[Data to process start]
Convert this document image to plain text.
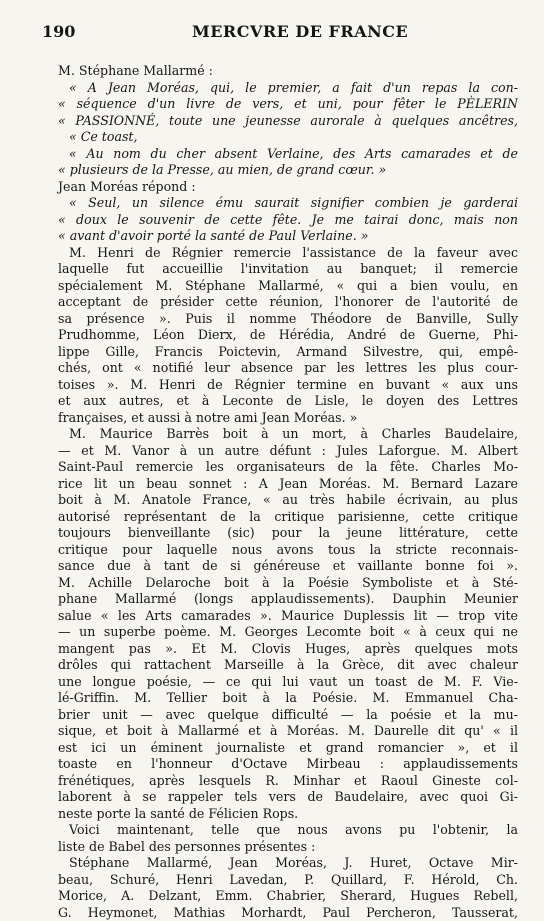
190	MERCVRE DE FRANCE
M. Stéphane Mallarmé :
« A Jean Moréas, qui, le premier, a fait d'un repas la con-
« séquence d'un livre de vers, et uni, pour fêter le PÈLERIN
« PASSIONNÉ, toute une jeunesse aurorale à quelques ancêtres,
« Ce toast,
« Au nom du cher absent Verlaine, des Arts camarades et de
« plusieurs de la Presse, au mien, de grand cœur. »
Jean Moréas répond :
« Seul, un silence ému saurait signifier combien je garderai
« doux le souvenir de cette fête. Je me tairai donc, mais non
« avant d'avoir porté la santé de Paul Verlaine. »
M. Henri de Régnier remercie l'assistance de la faveur avec
laquelle fut accueillie l'invitation au banquet; il remercie
spécialement M. Stéphane Mallarmé, « qui a bien voulu, en
acceptant de présider cette réunion, l'honorer de l'autorité de
sa présence ». Puis il nomme Théodore de Banville, Sully
Prudhomme, Léon Dierx, de Hérédia, André de Guerne, Phi-
lippe Gille, Francis Poictevin, Armand Silvestre, qui, empê-
chés, ont « notifié leur absence par les lettres les plus cour-
toises ». M. Henri de Régnier termine en buvant « aux uns
et aux autres, et à Leconte de Lisle, le doyen des Lettres
françaises, et aussi à notre ami Jean Moréas. »
M. Maurice Barrès boit à un mort, à Charles Baudelaire,
— et M. Vanor à un autre défunt : Jules Laforgue. M. Albert
Saint-Paul remercie les organisateurs de la fête. Charles Mo-
rice lit un beau sonnet : A Jean Moréas. M. Bernard Lazare
boit à M. Anatole France, « au très habile écrivain, au plus
autorisé représentant de la critique parisienne, cette critique
toujours bienveillante (sic) pour la jeune littérature, cette
critique pour laquelle nous avons tous la stricte reconnais-
sance due à tant de si généreuse et vaillante bonne foi ».
M. Achille Delaroche boit à la Poésie Symboliste et à Sté-
phane Mallarmé (longs applaudissements). Dauphin Meunier
salue « les Arts camarades ». Maurice Duplessis lit — trop vite
— un superbe poème. M. Georges Lecomte boit « à ceux qui ne
mangent pas ». Et M. Clovis Huges, après quelques mots
drôles qui rattachent Marseille à la Grèce, dit avec chaleur
une longue poésie, — ce qui lui vaut un toast de M. F. Vie-
lé-Griffin. M. Tellier boit à la Poésie. M. Emmanuel Cha-
brier unit — avec quelque difficulté — la poésie et la mu-
sique, et boit à Mallarmé et à Moréas. M. Daurelle dit qu' « il
est ici un éminent journaliste et grand romancier », et il
toaste en l'honneur d'Octave Mirbeau : applaudissements
frénétiques, après lesquels R. Minhar et Raoul Gineste col-
laborent à se rappeler tels vers de Baudelaire, avec quoi Gi-
neste porte la santé de Félicien Rops.
Voici maintenant, telle que nous avons pu l'obtenir, la
liste de Babel des personnes présentes :
Stéphane Mallarmé, Jean Moréas, J. Huret, Octave Mir-
beau, Schuré, Henri Lavedan, P. Quillard, F. Hérold, Ch.
Morice, A. Delzant, Emm. Chabrier, Sherard, Hugues Rebell,
G. Heymonet, Mathias Morhardt, Paul Percheron, Tausserat,
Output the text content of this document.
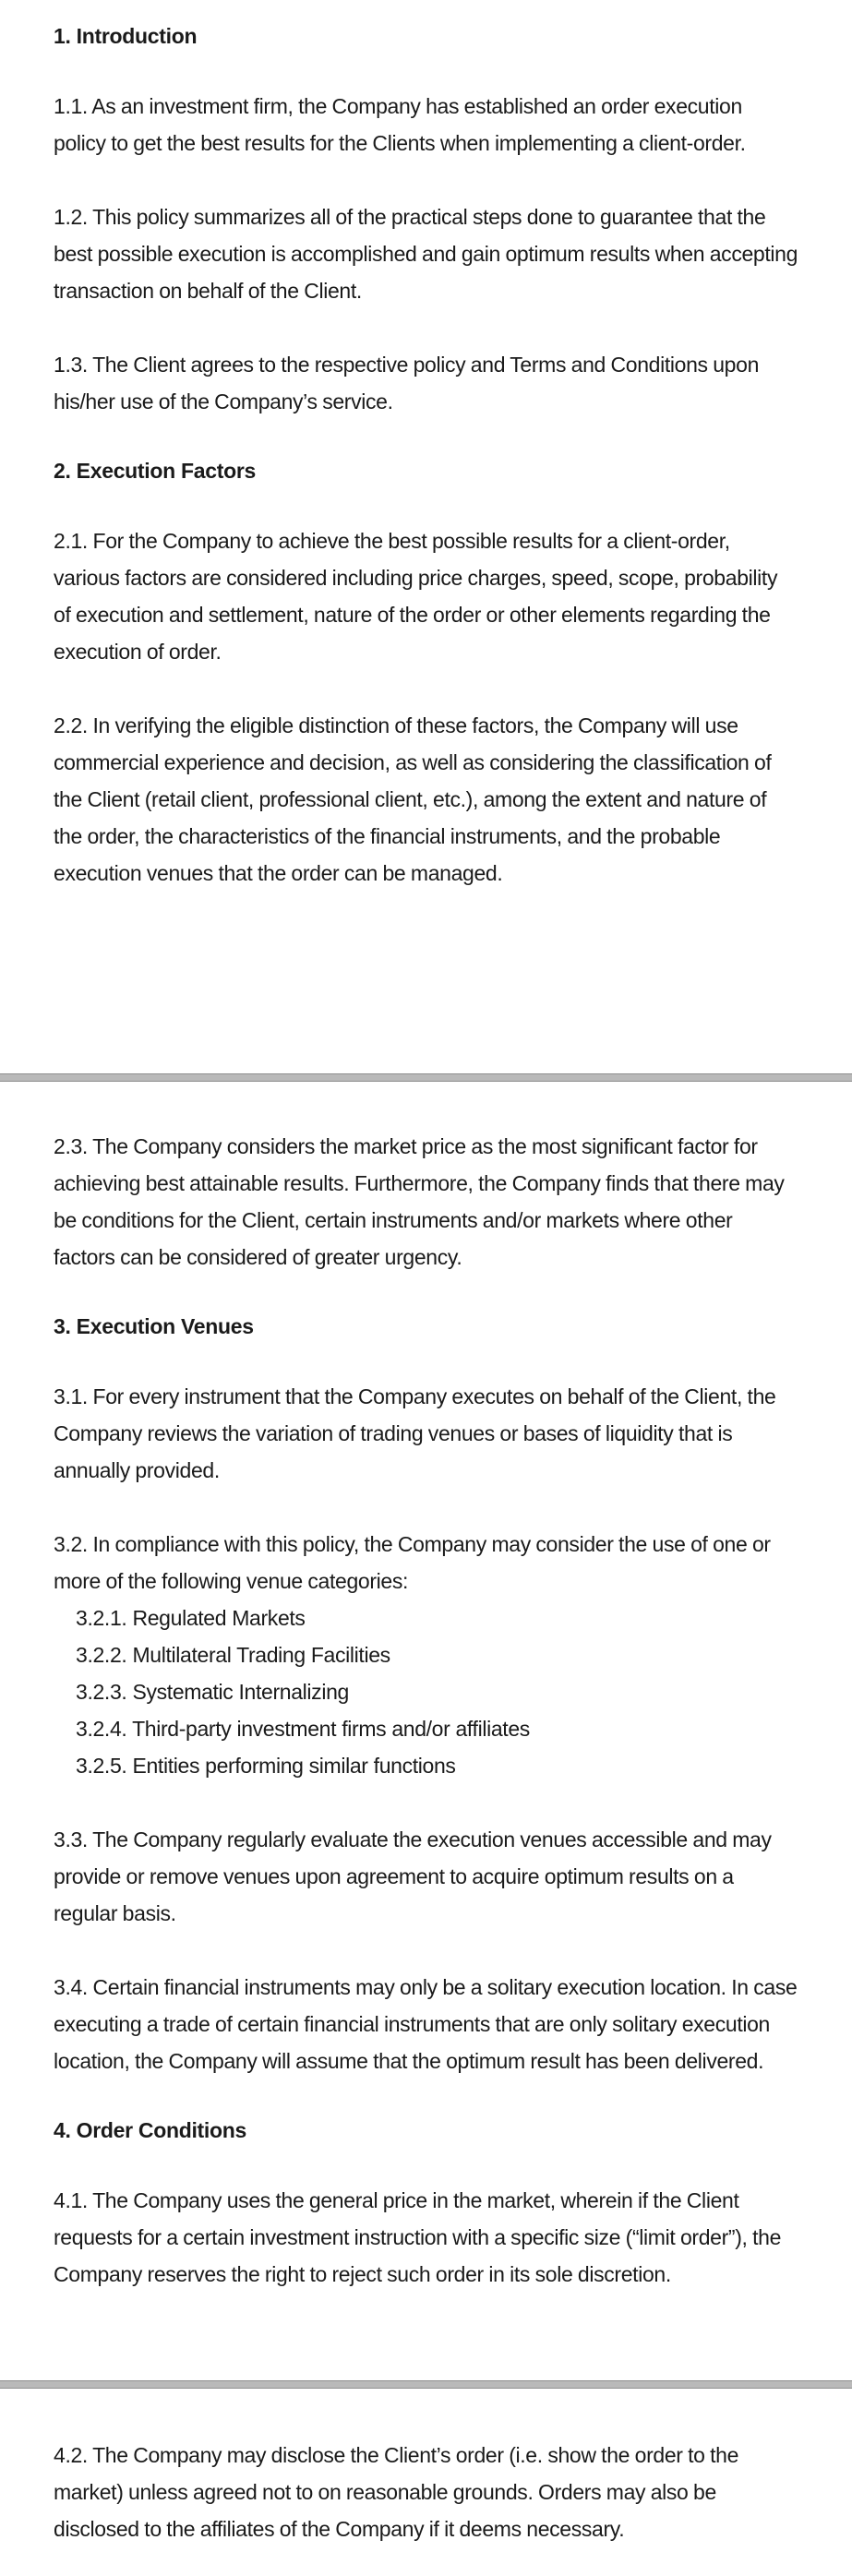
1. Introduction

1.1. As an investment firm, the Company has established an order execution policy to get the best results for the Clients when implementing a client-order.

1.2. This policy summarizes all of the practical steps done to guarantee that the best possible execution is accomplished and gain optimum results when accepting transaction on behalf of the Client.

1.3. The Client agrees to the respective policy and Terms and Conditions upon his/her use of the Company’s service.

2. Execution Factors

2.1. For the Company to achieve the best possible results for a client-order, various factors are considered including price charges, speed, scope, probability of execution and settlement, nature of the order or other elements regarding the execution of order.

2.2. In verifying the eligible distinction of these factors, the Company will use commercial experience and decision, as well as considering the classification of the Client (retail client, professional client, etc.), among the extent and nature of the order, the characteristics of the financial instruments, and the probable execution venues that the order can be managed.

2.3. The Company considers the market price as the most significant factor for achieving best attainable results. Furthermore, the Company finds that there may be conditions for the Client, certain instruments and/or markets where other factors can be considered of greater urgency.

3. Execution Venues

3.1. For every instrument that the Company executes on behalf of the Client, the Company reviews the variation of trading venues or bases of liquidity that is annually provided.

3.2. In compliance with this policy, the Company may consider the use of one or more of the following venue categories:

3.2.1. Regulated Markets
3.2.2. Multilateral Trading Facilities
3.2.3. Systematic Internalizing
3.2.4. Third-party investment firms and/or affiliates
3.2.5. Entities performing similar functions

3.3. The Company regularly evaluate the execution venues accessible and may provide or remove venues upon agreement to acquire optimum results on a regular basis.

3.4. Certain financial instruments may only be a solitary execution location. In case executing a trade of certain financial instruments that are only solitary execution location, the Company will assume that the optimum result has been delivered.

4. Order Conditions

4.1. The Company uses the general price in the market, wherein if the Client requests for a certain investment instruction with a specific size (“limit order”), the Company reserves the right to reject such order in its sole discretion.

4.2. The Company may disclose the Client’s order (i.e. show the order to the market) unless agreed not to on reasonable grounds. Orders may also be disclosed to the affiliates of the Company if it deems necessary.
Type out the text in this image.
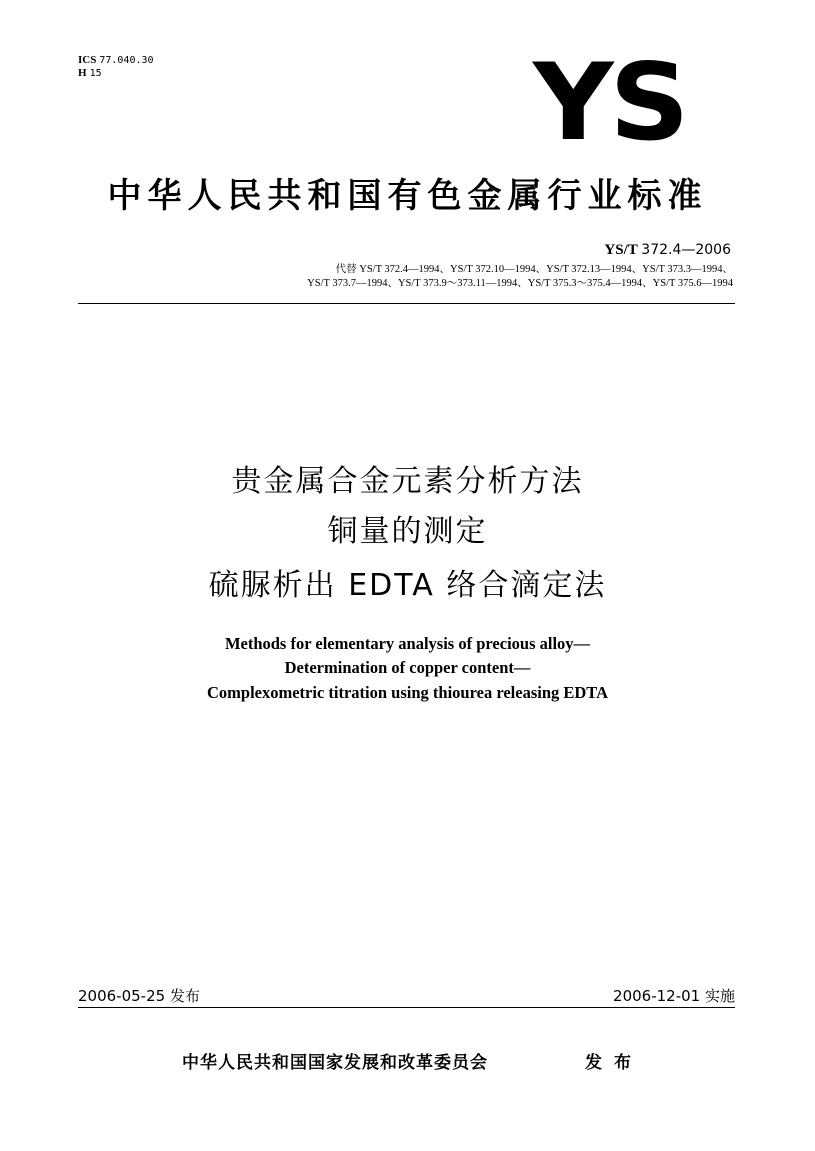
ICS 77.040.30
H 15	YS
中华人民共和国有色金属行业标准
YS/T 372.4—2006
代替 YS/T 372.4—1994、YS/T 372.10—1994、YS/T 372.13—1994、YS/T 373.3—1994、
YS/T 373.7—1994、YS/T 373.9～373.11—1994、YS/T 375.3～375.4—1994、YS/T 375.6—1994
贵金属合金元素分析方法
铜量的测定
硫脲析出 EDTA 络合滴定法
Methods for elementary analysis of precious alloy—
Determination of copper content—
Complexometric titration using thiourea releasing EDTA
2006-05-25 发布	2006-12-01 实施
中华人民共和国国家发展和改革委员会	发布
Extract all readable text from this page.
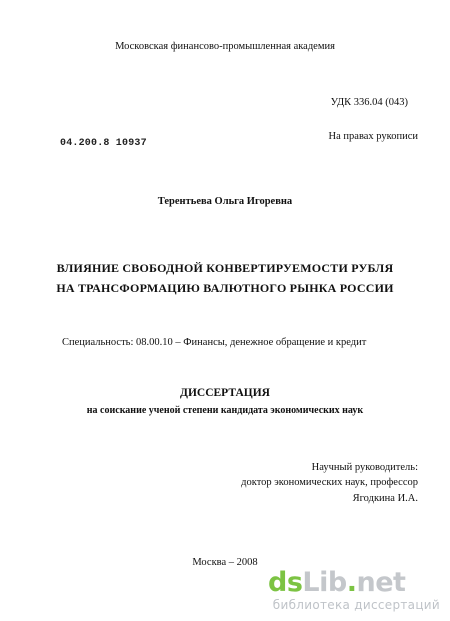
Московская финансово-промышленная академия
УДК 336.04 (043)
На правах рукописи
04.200.8 10937
Терентьева Ольга Игоревна
ВЛИЯНИЕ СВОБОДНОЙ КОНВЕРТИРУЕМОСТИ РУБЛЯ
НА ТРАНСФОРМАЦИЮ ВАЛЮТНОГО РЫНКА РОССИИ
Специальность: 08.00.10 – Финансы, денежное обращение и кредит
ДИССЕРТАЦИЯ
на соискание ученой степени кандидата экономических наук
Научный руководитель:
доктор экономических наук, профессор
Ягодкина И.А.
Москва – 2008
dsLib.net
библиотека диссертаций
[Data to process end]
Goal of the exercise
Which lines hold the word "nous"? Copy every one of them.

Expected output
critique pour laquelle nous avons tous la stricte reconnais-
Voici maintenant, telle que nous avons pu l'obtenir, la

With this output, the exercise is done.